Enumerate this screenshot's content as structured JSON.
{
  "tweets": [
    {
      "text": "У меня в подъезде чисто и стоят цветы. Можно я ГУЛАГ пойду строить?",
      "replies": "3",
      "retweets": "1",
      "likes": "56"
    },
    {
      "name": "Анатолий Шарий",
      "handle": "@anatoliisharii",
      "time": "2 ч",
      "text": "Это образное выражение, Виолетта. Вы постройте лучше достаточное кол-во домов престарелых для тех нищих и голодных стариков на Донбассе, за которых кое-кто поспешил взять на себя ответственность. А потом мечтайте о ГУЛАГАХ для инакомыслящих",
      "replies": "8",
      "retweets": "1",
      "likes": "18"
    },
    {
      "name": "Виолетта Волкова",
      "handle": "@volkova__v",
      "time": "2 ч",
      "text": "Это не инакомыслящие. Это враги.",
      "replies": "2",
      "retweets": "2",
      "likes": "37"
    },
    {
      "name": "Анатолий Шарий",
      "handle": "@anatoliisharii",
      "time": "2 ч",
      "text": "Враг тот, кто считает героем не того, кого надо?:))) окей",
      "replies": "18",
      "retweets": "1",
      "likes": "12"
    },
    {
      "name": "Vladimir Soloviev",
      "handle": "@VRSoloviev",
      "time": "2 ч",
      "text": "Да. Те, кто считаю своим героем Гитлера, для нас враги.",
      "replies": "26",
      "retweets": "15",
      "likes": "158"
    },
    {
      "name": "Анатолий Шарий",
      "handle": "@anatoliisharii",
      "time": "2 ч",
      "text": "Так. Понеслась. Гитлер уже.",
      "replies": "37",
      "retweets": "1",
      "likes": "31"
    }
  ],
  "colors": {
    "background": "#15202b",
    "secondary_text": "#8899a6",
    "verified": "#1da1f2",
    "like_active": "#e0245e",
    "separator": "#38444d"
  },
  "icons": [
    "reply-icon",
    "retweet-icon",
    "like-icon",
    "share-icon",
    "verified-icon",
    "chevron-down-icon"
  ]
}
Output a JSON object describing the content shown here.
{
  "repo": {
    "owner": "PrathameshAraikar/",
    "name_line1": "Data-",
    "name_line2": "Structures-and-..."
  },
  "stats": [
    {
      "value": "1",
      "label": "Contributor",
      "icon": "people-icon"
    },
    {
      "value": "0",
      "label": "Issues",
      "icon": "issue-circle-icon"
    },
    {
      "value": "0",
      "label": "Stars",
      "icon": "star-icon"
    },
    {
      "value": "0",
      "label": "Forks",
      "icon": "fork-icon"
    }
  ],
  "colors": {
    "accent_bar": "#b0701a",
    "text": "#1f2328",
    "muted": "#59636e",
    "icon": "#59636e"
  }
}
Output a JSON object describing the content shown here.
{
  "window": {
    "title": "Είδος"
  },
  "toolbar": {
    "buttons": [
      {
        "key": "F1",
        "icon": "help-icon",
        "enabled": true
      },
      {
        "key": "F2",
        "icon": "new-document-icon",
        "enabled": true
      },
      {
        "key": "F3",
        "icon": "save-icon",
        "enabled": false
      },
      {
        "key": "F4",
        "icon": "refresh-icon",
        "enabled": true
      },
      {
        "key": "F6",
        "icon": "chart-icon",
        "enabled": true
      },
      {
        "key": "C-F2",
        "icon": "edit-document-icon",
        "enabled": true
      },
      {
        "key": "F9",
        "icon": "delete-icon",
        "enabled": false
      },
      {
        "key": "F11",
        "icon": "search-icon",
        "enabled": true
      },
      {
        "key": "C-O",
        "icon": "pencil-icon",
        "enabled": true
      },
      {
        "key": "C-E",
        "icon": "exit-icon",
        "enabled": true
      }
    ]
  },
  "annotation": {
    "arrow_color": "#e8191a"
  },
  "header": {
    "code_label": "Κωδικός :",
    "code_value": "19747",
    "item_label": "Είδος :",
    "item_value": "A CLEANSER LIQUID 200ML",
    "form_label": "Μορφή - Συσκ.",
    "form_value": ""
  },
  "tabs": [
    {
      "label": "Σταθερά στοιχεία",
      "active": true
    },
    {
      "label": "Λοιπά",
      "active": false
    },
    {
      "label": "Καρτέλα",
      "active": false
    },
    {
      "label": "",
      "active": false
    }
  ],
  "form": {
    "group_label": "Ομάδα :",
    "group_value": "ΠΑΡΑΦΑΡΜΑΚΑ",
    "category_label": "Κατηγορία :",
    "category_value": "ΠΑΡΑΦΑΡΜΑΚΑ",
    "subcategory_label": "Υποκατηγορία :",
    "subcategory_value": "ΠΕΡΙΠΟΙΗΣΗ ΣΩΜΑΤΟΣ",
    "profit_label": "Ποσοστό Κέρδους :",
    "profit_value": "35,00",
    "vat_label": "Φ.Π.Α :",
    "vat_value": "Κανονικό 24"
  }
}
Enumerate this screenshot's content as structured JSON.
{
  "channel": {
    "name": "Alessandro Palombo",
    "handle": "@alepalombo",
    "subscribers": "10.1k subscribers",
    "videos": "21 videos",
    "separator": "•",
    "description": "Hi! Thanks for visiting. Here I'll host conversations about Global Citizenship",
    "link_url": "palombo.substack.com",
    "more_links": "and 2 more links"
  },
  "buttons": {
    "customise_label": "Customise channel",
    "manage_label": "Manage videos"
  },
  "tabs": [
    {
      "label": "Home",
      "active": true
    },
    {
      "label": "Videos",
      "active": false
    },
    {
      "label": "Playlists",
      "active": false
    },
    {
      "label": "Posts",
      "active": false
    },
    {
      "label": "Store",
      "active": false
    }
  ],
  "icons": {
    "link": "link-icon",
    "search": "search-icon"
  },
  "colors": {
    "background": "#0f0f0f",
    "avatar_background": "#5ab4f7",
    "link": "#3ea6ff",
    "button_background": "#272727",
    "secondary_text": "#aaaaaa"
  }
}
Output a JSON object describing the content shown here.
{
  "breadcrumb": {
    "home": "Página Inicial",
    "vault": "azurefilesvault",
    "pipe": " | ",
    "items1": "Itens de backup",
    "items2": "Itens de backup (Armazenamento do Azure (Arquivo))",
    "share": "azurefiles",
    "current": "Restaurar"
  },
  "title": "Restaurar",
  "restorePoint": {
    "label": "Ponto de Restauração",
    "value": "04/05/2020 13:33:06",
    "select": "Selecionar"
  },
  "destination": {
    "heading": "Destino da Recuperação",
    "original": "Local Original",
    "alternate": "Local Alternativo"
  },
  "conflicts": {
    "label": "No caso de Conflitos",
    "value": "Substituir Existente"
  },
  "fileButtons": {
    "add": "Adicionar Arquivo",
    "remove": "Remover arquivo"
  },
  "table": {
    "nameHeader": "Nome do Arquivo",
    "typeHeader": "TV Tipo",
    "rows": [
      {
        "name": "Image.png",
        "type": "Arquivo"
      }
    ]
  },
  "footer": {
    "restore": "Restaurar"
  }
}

-------------------------

● **DESCRIPTION OF THE TASK**: Using the listing, say how many lines include the word "Itens", and add nothing else.

● **CORRECT RESPONSE**: 2